Records contained in a dataset:
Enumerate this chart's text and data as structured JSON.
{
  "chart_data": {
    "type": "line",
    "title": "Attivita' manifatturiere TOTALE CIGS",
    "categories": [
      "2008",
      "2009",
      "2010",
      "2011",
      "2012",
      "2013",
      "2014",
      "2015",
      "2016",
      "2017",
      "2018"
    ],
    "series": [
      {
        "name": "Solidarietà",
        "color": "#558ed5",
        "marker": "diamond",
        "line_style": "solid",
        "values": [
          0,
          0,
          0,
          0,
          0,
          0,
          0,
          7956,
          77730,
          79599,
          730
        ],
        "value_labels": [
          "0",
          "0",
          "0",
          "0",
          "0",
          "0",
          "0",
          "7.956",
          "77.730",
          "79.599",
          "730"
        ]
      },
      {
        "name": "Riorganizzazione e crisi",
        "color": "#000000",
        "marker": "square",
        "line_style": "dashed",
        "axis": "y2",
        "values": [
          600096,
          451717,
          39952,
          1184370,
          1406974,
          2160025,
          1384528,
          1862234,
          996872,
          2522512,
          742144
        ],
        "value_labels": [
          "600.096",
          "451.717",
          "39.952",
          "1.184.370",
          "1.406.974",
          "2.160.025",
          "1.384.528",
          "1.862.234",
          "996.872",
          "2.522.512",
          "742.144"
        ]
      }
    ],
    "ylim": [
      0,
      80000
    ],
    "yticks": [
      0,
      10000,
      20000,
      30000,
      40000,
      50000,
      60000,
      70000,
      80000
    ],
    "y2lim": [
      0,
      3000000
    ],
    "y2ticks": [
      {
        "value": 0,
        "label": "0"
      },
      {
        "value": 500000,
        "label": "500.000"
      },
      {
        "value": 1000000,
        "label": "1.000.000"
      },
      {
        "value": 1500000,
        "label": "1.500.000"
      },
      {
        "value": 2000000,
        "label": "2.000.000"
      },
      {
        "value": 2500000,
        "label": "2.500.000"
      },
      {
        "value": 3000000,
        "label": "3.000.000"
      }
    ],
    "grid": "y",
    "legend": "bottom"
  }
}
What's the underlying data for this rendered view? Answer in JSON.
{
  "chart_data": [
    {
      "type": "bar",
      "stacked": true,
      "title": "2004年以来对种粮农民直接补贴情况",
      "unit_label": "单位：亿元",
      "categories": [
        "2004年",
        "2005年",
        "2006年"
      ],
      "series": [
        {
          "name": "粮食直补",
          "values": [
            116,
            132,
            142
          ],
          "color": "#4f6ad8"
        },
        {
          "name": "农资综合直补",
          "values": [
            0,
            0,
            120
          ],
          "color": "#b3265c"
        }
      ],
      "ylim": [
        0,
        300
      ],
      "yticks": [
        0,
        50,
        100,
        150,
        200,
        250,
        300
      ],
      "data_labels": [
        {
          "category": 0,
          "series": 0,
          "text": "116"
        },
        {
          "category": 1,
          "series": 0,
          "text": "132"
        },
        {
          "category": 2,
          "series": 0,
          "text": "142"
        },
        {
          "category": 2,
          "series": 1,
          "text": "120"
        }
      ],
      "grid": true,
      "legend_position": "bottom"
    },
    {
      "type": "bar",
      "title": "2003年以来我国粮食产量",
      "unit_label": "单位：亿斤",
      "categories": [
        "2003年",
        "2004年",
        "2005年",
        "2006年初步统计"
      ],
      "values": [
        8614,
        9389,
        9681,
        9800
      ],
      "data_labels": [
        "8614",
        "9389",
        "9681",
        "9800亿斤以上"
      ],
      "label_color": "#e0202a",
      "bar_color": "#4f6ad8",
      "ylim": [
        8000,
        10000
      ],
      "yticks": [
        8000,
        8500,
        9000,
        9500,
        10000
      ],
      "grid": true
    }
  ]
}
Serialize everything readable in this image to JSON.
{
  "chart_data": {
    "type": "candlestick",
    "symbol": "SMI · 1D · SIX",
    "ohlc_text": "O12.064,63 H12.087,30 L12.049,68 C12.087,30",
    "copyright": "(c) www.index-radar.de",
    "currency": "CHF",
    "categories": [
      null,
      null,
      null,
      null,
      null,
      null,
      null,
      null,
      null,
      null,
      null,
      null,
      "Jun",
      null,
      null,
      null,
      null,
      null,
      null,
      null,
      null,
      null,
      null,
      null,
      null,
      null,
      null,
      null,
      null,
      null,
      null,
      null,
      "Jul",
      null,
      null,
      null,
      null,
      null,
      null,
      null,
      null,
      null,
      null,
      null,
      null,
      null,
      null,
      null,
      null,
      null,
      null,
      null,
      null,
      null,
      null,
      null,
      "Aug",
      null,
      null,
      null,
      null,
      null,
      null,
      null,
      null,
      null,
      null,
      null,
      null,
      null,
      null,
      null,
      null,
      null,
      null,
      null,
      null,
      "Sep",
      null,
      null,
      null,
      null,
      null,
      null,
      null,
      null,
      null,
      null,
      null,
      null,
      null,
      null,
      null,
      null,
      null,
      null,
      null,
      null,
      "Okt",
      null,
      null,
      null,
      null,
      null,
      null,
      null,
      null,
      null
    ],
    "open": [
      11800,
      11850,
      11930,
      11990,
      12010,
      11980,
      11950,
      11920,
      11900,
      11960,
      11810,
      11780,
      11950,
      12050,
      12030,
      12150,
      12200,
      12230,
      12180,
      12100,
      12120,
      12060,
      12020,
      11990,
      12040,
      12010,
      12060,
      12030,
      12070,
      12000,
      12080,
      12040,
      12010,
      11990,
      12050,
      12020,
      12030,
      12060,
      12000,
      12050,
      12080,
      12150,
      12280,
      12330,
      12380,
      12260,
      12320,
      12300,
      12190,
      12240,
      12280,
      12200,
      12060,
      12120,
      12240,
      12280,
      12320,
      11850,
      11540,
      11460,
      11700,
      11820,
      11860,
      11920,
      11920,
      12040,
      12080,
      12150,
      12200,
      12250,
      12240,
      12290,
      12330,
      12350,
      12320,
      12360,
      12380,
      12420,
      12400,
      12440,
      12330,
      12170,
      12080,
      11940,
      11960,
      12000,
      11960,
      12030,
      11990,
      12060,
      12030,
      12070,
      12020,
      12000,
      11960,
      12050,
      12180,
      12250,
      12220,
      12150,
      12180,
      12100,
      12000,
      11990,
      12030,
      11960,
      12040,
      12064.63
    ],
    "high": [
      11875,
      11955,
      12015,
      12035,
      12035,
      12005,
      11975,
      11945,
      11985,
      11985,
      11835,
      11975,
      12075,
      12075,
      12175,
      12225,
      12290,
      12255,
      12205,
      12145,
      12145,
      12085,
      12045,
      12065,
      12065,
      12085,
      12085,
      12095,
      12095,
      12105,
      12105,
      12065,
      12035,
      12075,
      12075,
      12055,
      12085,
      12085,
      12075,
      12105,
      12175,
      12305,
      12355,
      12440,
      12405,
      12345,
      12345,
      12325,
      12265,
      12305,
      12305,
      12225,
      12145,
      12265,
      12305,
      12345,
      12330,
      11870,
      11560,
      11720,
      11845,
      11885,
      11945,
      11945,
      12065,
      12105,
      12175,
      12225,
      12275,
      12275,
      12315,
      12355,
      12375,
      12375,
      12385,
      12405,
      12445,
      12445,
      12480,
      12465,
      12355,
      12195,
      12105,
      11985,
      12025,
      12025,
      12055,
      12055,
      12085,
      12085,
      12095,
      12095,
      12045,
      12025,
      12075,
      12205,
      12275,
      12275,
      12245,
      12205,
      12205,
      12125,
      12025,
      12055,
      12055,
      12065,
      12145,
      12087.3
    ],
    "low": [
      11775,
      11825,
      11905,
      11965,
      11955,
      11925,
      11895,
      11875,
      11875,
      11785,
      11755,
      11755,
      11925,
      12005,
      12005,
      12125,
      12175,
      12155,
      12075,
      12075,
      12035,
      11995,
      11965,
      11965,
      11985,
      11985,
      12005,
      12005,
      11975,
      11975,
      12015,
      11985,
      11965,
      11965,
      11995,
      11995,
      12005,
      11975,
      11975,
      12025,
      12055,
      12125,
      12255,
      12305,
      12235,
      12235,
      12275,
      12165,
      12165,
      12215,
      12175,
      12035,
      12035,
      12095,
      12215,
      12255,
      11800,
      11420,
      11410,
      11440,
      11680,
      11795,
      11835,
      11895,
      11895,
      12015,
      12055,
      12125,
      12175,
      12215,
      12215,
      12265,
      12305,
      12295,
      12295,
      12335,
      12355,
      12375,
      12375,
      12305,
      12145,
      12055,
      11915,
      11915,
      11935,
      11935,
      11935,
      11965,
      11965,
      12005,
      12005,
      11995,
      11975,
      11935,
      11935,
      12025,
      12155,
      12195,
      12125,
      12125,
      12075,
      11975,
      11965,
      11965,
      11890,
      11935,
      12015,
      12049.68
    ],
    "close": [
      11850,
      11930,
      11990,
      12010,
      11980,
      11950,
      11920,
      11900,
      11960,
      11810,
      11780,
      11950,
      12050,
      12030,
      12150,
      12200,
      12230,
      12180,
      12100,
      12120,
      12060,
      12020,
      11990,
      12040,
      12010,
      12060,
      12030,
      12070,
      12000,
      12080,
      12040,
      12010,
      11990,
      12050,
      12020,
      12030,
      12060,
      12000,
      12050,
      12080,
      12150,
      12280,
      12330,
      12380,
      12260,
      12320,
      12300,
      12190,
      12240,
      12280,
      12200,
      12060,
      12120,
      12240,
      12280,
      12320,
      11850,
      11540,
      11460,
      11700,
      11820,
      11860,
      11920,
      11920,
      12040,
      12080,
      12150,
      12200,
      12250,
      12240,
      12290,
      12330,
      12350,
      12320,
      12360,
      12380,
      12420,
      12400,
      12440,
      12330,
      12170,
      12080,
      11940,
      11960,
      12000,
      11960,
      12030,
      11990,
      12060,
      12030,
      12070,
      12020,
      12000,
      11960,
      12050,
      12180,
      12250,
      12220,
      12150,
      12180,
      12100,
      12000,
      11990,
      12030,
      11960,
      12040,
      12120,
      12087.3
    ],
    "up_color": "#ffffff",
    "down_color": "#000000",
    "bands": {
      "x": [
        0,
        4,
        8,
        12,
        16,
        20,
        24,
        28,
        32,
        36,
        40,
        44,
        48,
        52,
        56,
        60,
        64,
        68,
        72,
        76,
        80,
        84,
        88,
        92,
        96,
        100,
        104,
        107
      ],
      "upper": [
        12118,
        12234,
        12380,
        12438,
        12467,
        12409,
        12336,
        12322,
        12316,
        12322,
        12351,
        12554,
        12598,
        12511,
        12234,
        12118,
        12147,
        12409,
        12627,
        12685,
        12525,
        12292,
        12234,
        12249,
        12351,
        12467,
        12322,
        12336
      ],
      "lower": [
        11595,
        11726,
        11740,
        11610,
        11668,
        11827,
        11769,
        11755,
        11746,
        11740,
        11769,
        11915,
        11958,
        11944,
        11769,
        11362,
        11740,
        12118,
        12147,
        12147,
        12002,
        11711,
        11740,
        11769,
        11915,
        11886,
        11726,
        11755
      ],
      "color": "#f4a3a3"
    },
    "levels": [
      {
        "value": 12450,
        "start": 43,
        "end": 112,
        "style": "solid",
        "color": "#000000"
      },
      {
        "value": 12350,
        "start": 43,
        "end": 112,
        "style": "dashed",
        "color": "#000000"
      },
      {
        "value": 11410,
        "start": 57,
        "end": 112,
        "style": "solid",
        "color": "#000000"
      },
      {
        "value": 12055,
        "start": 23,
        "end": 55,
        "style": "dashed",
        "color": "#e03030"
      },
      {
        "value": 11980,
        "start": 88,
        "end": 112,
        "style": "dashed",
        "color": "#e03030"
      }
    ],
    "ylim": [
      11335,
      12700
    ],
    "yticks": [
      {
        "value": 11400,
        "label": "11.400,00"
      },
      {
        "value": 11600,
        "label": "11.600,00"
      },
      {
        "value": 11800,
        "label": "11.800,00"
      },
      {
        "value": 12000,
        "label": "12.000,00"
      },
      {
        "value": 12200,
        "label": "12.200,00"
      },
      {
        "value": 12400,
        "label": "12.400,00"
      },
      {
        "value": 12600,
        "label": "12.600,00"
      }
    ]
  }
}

**Work to do:**
All lines above containing the string "type" are to be collected.

**Response to this task:**
    "type": "line",
      "type": "bar",
      "type": "bar",
    "type": "candlestick",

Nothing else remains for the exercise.